> _Written problem_
Render the rows starting at the line that contains "Localize all elements." and ending at the line that contains "Bar [325,57,371,61]" as a JSON list of strings, one string per line, with blank lines left out. Include both end lines and nothing outside that span.

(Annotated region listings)
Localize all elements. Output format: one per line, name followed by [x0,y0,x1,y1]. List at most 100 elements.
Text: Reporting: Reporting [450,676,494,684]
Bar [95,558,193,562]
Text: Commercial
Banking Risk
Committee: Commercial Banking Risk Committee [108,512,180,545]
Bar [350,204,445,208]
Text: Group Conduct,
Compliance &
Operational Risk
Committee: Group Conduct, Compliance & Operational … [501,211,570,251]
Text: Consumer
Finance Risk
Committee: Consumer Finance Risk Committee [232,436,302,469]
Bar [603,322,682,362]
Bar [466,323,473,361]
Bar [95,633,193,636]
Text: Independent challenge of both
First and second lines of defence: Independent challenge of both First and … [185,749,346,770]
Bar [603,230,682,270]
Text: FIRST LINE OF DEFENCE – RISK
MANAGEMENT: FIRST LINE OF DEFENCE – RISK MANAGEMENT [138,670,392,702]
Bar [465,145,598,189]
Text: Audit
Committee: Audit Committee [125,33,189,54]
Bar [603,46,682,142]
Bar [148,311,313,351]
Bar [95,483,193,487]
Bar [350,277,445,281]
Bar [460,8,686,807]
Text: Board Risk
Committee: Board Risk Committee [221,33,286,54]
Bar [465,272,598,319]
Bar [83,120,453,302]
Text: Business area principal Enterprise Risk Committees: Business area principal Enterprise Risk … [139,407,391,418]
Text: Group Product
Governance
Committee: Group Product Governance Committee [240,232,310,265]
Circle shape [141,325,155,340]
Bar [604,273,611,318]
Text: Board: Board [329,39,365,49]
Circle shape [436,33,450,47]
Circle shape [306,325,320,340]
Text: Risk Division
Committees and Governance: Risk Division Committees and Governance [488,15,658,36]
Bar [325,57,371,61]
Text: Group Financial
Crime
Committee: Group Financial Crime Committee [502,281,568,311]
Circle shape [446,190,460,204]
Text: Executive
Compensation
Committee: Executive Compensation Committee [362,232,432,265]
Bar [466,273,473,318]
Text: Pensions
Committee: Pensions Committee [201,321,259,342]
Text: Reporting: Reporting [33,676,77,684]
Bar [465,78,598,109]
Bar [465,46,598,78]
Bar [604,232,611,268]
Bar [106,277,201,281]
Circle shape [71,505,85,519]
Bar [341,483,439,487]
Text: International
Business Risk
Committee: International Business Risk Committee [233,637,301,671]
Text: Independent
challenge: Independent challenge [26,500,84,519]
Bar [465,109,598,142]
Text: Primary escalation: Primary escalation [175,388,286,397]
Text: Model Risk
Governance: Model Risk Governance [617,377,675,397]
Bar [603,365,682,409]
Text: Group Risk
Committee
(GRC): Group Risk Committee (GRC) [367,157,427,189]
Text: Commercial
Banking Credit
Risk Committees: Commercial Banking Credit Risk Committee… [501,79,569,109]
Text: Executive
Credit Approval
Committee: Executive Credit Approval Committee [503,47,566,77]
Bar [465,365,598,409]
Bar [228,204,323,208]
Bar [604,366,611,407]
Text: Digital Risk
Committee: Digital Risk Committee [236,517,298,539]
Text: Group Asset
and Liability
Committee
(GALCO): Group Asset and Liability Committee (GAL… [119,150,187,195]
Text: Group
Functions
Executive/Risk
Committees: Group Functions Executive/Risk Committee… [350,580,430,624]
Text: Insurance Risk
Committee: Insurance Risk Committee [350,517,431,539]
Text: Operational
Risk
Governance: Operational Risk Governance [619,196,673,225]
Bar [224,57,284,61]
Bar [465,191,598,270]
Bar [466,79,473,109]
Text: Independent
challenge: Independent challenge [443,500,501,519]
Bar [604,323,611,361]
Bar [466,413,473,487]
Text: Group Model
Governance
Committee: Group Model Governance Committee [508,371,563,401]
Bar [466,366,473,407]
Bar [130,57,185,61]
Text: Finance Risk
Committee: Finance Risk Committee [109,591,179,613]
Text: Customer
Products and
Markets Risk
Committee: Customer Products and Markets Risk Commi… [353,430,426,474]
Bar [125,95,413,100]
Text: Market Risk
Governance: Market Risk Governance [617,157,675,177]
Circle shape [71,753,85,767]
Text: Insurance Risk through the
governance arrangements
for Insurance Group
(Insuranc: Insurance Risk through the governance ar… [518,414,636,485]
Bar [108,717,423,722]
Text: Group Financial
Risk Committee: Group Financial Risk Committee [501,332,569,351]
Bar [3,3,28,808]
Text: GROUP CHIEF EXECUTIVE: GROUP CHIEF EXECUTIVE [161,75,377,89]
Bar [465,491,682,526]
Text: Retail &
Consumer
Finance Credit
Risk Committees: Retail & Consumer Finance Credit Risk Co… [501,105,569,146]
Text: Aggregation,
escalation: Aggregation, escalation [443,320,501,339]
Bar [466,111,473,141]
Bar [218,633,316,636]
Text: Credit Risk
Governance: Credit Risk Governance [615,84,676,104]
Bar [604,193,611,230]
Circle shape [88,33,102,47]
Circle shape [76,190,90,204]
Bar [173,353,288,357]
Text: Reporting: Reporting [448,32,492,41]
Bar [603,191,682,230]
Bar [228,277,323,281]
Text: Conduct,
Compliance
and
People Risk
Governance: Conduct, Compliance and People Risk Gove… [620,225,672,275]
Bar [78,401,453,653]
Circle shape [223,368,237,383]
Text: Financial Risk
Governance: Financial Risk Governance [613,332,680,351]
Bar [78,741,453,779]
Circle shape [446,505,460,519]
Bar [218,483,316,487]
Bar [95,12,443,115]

==

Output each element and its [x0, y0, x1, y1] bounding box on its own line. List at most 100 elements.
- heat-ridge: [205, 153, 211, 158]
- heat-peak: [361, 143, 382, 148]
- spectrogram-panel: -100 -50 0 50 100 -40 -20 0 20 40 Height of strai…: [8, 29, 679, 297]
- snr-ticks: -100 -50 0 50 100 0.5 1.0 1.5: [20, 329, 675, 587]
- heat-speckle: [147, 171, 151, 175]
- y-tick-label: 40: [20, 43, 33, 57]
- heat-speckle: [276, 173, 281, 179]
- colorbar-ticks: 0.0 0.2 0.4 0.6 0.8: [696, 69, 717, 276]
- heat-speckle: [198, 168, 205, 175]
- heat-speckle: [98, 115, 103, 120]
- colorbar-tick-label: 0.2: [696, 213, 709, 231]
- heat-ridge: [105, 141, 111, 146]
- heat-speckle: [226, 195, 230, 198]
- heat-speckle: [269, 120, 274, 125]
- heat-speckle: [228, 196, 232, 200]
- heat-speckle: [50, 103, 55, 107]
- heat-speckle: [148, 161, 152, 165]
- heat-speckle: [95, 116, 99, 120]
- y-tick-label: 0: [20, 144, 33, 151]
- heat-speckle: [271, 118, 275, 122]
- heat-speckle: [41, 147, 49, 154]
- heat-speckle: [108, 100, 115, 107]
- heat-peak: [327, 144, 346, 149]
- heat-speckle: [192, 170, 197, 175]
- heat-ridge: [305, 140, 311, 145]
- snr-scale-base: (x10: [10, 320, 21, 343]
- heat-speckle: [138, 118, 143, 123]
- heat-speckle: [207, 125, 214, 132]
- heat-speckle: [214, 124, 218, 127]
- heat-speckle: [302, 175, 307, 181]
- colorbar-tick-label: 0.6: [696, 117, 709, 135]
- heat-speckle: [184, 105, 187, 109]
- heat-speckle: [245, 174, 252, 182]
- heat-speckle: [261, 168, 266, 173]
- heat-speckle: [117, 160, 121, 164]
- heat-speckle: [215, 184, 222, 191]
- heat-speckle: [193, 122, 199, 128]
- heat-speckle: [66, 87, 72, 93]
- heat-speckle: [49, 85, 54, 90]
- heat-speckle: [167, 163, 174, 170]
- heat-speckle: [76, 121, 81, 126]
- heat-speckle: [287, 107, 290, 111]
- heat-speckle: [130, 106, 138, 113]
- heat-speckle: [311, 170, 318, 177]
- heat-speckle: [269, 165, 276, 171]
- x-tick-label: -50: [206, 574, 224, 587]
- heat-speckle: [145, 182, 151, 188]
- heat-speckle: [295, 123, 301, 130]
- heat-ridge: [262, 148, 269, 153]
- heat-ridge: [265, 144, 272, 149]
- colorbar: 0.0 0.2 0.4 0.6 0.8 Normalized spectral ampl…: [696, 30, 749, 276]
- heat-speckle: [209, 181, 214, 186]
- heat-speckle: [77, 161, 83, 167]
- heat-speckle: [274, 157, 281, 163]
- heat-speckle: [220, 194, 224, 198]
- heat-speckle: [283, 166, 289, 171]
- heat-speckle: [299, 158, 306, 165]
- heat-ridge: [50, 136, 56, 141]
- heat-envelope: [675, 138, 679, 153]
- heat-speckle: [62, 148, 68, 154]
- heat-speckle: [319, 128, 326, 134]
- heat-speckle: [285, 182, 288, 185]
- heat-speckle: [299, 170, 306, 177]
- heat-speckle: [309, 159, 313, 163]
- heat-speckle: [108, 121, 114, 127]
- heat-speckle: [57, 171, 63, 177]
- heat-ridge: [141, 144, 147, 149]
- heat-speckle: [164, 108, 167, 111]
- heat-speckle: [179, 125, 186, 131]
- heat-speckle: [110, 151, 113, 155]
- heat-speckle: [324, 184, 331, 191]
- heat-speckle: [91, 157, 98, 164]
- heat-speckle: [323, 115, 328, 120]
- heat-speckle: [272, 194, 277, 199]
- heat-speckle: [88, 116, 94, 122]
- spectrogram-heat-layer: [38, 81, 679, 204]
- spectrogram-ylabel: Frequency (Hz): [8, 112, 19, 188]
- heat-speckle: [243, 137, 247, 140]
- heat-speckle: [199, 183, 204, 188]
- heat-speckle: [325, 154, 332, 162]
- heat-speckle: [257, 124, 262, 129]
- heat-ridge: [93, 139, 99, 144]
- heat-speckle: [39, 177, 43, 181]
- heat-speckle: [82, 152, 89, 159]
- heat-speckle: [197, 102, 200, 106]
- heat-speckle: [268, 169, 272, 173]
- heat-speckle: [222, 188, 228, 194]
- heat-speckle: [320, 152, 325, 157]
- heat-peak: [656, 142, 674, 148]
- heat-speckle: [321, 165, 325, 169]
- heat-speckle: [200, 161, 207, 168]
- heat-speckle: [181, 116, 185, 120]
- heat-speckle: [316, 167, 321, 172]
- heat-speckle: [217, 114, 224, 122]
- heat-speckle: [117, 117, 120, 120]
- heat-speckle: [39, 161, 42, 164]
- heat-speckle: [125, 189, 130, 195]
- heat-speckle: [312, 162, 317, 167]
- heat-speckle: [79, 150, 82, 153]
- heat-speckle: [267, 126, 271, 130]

> _The output_
[
  "Localize all elements. Output format: one per line, name followed by [x0,y0,x1,y1]. List at most 100 elements.",
  "Text: Reporting: Reporting [450,676,494,684]",
  "Bar [95,558,193,562]",
  "Text: Commercial",
  "Banking Risk",
  "Committee: Commercial Banking Risk Committee [108,512,180,545]",
  "Bar [350,204,445,208]",
  "Text: Group Conduct,",
  "Compliance &",
  "Operational Risk",
  "Committee: Group Conduct, Compliance & Operational … [501,211,570,251]",
  "Text: Consumer",
  "Finance Risk",
  "Committee: Consumer Finance Risk Committee [232,436,302,469]",
  "Bar [603,322,682,362]",
  "Bar [466,323,473,361]",
  "Bar [95,633,193,636]",
  "Text: Independent challenge of both",
  "First and second lines of defence: Independent challenge of both First and … [185,749,346,770]",
  "Bar [603,230,682,270]",
  "Text: FIRST LINE OF DEFENCE – RISK",
  "MANAGEMENT: FIRST LINE OF DEFENCE – RISK MANAGEMENT [138,670,392,702]",
  "Bar [465,145,598,189]",
  "Text: Audit",
  "Committee: Audit Committee [125,33,189,54]",
  "Bar [603,46,682,142]",
  "Bar [148,311,313,351]",
  "Bar [95,483,193,487]",
  "Bar [350,277,445,281]",
  "Bar [460,8,686,807]",
  "Text: Board Risk",
  "Committee: Board Risk Committee [221,33,286,54]",
  "Bar [465,272,598,319]",
  "Bar [83,120,453,302]",
  "Text: Business area principal Enterprise Risk Committees: Business area principal Enterprise Risk … [139,407,391,418]",
  "Text: Group Product",
  "Governance",
  "Committee: Group Product Governance Committee [240,232,310,265]",
  "Circle shape [141,325,155,340]",
  "Bar [604,273,611,318]",
  "Text: Board: Board [329,39,365,49]",
  "Circle shape [436,33,450,47]",
  "Circle shape [306,325,320,340]",
  "Text: Risk Division",
  "Committees and Governance: Risk Division Committees and Governance [488,15,658,36]",
  "Bar [325,57,371,61]"
]